====== INPUT RECORDS

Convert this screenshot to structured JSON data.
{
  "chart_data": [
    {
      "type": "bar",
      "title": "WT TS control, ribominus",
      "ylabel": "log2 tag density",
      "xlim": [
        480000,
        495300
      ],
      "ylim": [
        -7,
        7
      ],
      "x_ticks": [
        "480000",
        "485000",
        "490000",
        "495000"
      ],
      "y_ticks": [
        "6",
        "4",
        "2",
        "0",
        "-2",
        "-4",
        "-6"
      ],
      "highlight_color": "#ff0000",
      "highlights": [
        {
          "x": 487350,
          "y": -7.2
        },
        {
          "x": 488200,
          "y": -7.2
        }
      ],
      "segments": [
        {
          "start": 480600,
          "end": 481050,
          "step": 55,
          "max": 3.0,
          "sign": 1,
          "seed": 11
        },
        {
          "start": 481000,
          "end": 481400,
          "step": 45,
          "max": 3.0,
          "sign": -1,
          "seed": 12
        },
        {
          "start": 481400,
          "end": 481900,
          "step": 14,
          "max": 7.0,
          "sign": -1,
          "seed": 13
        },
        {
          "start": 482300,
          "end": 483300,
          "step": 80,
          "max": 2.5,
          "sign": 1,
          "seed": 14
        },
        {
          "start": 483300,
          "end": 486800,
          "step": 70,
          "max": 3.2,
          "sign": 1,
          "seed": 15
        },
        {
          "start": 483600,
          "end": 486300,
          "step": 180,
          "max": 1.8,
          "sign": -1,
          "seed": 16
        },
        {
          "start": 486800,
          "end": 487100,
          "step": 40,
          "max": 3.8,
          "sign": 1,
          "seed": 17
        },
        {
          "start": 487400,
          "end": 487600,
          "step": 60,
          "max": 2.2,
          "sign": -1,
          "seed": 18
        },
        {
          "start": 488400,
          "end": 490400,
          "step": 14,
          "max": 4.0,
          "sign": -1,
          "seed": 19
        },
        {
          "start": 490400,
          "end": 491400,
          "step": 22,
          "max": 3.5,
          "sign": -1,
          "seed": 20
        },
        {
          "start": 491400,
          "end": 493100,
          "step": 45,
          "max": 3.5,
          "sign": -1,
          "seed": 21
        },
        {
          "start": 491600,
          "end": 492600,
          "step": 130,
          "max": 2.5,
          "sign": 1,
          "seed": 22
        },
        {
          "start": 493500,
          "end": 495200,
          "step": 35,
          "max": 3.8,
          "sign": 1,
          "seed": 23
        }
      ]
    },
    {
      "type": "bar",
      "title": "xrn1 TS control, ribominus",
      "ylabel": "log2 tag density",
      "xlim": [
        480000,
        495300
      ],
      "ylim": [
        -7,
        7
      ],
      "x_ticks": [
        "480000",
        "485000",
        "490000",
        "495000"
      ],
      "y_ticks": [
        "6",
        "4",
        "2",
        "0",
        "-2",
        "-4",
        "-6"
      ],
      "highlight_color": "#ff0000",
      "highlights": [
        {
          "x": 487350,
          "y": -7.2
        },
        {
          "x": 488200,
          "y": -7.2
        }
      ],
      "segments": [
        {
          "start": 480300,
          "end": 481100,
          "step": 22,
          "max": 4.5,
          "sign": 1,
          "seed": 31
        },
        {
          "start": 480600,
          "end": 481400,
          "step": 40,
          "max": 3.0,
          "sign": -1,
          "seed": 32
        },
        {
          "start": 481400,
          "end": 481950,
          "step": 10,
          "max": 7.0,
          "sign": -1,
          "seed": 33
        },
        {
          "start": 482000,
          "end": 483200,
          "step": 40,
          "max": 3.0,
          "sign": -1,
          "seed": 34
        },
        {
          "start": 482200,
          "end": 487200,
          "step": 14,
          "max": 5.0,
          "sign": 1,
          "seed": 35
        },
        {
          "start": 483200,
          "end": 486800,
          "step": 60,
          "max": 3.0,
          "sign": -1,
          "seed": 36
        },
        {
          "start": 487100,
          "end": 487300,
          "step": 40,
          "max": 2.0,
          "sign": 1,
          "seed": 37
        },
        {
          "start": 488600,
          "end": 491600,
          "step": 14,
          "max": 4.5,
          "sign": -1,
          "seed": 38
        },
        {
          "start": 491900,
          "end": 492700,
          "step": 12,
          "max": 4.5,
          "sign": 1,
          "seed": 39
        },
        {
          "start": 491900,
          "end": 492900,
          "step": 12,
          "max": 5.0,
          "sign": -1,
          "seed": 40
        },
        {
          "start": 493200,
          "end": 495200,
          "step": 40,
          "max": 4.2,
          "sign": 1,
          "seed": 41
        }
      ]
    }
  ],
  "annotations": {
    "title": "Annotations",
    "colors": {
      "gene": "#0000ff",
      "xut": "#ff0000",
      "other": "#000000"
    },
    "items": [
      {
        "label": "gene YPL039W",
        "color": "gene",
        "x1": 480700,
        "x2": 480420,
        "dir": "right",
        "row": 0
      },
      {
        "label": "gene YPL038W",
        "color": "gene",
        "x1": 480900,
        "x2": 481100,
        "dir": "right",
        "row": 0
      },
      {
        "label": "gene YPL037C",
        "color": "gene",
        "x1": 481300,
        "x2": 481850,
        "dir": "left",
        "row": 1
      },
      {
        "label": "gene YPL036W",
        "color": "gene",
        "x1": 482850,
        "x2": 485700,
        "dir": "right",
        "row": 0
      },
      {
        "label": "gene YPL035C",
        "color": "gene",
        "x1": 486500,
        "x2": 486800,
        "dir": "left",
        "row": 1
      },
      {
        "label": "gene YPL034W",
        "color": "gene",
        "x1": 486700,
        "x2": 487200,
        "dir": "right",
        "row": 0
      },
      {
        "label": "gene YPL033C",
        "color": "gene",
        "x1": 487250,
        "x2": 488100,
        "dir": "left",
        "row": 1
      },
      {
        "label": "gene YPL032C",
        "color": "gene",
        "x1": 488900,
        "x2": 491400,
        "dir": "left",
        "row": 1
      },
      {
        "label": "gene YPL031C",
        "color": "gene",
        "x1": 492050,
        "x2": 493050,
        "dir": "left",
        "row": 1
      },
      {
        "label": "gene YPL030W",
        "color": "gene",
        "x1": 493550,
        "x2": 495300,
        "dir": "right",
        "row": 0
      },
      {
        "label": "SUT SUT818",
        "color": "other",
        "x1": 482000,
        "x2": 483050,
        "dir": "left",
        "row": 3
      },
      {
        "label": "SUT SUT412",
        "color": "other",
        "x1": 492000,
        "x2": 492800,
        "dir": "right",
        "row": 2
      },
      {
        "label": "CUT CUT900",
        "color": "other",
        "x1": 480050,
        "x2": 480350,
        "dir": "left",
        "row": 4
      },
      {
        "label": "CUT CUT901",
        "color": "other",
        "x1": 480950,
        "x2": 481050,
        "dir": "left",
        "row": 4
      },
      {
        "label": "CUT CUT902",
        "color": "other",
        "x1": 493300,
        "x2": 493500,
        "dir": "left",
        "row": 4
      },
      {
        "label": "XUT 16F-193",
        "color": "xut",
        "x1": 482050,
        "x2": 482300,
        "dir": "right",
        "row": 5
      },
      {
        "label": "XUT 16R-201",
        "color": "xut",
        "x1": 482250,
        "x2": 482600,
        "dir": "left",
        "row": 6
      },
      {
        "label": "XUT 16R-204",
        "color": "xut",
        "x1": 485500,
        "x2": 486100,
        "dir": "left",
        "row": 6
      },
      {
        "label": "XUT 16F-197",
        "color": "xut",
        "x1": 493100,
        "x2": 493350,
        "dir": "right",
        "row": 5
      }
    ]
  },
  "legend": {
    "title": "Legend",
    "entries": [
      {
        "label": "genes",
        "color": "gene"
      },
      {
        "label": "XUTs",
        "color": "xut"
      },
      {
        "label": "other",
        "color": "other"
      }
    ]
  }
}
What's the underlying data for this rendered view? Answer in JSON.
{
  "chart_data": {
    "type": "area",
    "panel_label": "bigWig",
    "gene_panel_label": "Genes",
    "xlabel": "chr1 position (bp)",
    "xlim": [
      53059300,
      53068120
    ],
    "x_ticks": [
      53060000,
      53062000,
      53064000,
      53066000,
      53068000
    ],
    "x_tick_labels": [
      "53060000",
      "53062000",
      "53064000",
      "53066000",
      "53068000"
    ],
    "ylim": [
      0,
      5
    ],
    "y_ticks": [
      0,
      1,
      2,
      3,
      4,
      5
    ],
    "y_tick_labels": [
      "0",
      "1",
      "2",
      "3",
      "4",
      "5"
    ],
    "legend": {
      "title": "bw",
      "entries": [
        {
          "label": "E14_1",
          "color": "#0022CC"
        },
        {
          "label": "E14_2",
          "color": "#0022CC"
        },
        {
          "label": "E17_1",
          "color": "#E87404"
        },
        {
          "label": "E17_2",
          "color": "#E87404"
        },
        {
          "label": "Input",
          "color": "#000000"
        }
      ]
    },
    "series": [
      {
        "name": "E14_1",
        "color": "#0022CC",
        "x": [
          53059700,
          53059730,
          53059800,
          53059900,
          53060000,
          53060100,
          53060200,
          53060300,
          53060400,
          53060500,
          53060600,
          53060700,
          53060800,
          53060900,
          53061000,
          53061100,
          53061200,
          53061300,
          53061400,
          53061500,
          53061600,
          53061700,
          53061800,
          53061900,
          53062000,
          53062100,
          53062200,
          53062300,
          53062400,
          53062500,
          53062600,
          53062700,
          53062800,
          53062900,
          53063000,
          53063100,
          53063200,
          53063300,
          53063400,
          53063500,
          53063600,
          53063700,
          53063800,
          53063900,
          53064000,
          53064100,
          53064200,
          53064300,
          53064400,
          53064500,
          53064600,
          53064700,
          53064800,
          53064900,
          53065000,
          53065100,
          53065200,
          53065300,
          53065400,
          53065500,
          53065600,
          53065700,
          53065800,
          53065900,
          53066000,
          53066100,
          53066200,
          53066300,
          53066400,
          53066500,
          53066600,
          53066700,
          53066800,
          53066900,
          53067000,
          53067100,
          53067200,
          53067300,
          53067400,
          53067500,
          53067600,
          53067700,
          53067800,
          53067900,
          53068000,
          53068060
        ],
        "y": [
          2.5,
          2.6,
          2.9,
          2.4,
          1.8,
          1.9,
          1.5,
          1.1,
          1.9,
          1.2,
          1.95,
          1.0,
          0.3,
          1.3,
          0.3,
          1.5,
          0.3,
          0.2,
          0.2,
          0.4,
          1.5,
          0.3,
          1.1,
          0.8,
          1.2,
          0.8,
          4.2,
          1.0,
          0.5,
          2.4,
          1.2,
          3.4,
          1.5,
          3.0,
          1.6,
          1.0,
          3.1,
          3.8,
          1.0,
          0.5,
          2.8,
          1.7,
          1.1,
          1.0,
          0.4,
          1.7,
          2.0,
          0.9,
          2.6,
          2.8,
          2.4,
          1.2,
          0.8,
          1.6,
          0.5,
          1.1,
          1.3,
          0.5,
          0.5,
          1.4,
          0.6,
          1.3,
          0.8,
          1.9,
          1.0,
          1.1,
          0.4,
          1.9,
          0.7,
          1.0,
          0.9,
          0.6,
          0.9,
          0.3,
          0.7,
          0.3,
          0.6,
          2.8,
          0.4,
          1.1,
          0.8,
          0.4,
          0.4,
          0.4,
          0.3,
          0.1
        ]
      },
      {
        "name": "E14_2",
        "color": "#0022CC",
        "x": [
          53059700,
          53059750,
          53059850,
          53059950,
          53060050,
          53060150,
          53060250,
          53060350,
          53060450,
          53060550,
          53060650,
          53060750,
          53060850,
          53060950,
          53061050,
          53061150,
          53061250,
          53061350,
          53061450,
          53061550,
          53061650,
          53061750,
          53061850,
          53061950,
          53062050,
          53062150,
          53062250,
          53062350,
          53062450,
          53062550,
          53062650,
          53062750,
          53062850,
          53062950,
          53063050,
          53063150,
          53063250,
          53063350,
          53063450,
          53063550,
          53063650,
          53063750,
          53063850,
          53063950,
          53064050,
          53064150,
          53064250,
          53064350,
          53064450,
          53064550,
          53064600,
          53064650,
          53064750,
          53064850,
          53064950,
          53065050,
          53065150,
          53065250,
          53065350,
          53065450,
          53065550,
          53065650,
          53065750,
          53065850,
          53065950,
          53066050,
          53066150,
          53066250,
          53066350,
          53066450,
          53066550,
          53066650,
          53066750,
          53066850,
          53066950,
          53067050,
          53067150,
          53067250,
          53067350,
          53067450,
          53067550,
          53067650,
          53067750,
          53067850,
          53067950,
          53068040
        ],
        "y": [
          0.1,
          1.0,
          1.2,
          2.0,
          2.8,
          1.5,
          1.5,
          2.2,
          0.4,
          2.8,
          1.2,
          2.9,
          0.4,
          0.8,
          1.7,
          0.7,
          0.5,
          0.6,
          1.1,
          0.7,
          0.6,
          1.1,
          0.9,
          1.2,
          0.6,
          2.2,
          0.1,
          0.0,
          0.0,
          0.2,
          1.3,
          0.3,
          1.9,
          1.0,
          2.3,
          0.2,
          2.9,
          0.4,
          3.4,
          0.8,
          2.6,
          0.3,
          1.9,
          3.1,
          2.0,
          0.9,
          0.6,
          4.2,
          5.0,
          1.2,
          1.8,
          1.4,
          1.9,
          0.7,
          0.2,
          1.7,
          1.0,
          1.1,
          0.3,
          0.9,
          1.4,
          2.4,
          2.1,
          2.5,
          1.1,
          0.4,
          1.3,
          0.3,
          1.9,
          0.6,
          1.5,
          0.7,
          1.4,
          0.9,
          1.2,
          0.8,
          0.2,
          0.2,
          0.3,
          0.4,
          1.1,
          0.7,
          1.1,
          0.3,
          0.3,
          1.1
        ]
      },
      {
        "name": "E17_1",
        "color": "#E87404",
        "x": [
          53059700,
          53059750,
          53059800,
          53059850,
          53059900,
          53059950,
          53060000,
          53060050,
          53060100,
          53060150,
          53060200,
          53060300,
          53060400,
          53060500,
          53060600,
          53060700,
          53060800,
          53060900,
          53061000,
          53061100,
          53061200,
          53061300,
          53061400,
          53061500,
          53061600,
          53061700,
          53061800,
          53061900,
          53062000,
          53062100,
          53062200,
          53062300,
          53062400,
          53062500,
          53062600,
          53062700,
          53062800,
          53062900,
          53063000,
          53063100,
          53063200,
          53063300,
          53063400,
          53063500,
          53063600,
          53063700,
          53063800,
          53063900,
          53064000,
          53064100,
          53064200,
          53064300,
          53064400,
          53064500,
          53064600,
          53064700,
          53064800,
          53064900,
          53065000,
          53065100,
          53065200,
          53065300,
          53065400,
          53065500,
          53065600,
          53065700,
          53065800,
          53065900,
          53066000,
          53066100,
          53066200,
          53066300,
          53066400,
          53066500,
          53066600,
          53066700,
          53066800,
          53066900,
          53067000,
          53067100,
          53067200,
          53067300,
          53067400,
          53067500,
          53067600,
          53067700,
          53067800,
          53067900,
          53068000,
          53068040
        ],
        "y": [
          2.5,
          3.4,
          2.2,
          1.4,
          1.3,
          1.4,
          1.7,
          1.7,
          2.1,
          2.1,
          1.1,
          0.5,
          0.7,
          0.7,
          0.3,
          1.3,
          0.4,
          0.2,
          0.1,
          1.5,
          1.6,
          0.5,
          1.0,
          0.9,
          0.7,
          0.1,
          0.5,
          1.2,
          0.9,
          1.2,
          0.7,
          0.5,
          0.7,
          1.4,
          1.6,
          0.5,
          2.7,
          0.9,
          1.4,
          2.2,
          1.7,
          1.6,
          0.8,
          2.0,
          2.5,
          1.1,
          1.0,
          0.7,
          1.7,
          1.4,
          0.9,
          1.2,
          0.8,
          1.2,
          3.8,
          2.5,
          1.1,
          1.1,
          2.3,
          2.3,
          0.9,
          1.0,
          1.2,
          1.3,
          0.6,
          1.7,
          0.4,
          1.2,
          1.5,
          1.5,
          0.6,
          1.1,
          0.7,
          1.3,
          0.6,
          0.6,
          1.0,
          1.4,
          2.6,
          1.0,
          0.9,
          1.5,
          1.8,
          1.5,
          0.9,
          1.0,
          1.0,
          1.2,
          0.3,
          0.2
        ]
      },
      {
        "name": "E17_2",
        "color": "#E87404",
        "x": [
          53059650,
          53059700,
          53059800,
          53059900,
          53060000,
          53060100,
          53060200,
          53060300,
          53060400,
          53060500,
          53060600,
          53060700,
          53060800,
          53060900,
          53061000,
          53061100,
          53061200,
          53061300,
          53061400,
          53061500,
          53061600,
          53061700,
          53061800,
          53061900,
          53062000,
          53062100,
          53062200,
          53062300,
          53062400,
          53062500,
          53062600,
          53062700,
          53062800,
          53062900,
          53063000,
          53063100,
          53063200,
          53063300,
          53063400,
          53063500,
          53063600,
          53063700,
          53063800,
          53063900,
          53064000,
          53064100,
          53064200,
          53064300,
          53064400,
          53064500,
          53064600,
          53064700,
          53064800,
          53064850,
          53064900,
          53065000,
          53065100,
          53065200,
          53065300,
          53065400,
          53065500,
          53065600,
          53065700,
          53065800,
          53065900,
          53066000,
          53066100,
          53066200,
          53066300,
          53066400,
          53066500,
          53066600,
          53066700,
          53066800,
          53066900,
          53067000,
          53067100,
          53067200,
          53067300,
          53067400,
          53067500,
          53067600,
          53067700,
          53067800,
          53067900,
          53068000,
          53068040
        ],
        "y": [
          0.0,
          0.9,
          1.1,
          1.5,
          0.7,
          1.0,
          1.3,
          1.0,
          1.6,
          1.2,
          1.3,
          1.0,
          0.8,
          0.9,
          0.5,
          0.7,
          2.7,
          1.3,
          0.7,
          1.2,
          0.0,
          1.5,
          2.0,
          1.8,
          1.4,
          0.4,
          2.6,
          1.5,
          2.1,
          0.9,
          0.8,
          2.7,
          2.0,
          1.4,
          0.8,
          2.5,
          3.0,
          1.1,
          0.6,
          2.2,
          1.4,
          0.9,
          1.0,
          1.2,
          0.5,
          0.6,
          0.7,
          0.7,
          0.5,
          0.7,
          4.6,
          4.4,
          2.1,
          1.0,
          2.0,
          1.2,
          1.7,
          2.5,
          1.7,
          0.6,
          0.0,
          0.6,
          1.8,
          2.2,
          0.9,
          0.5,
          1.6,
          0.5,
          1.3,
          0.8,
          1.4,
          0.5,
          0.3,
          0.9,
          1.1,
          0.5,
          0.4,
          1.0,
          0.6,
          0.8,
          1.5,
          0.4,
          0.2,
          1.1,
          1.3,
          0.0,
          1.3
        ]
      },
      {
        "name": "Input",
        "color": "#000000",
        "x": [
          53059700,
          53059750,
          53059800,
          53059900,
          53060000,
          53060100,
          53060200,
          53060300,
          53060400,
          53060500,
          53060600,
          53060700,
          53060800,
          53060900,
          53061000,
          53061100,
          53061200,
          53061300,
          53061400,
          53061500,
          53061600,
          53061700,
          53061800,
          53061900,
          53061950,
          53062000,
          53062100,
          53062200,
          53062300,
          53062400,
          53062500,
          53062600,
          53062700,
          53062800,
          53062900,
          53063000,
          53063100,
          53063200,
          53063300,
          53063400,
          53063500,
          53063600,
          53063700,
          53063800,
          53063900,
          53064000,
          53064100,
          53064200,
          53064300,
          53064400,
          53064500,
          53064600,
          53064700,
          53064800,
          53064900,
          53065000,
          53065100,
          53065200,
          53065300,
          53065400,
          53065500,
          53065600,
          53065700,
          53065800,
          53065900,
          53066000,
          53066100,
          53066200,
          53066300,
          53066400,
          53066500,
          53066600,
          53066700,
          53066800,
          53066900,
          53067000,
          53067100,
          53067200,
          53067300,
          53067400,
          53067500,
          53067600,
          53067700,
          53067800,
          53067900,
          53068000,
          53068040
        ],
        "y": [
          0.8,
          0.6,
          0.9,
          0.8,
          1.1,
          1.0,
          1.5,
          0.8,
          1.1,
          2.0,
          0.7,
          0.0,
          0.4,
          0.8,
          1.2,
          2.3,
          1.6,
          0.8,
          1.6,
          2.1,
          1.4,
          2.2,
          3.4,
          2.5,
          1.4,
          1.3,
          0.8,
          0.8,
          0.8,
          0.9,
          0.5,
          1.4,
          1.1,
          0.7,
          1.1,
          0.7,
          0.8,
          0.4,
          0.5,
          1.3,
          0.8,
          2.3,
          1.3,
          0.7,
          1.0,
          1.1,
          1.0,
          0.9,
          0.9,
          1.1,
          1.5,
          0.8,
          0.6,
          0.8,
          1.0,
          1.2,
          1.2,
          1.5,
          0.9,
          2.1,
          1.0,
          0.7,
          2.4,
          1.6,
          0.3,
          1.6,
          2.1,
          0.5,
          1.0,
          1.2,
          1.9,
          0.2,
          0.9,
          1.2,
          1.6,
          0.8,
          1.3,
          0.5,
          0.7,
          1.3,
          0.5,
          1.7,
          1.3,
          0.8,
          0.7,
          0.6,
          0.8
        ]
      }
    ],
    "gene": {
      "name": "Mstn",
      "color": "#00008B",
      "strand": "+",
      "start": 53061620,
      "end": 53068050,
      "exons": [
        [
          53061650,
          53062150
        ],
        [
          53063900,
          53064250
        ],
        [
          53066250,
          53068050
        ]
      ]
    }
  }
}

============

## THE PROBLEM:
Please give the number of lines above containing "this" and nothing else.

## ANSWER AREA:
2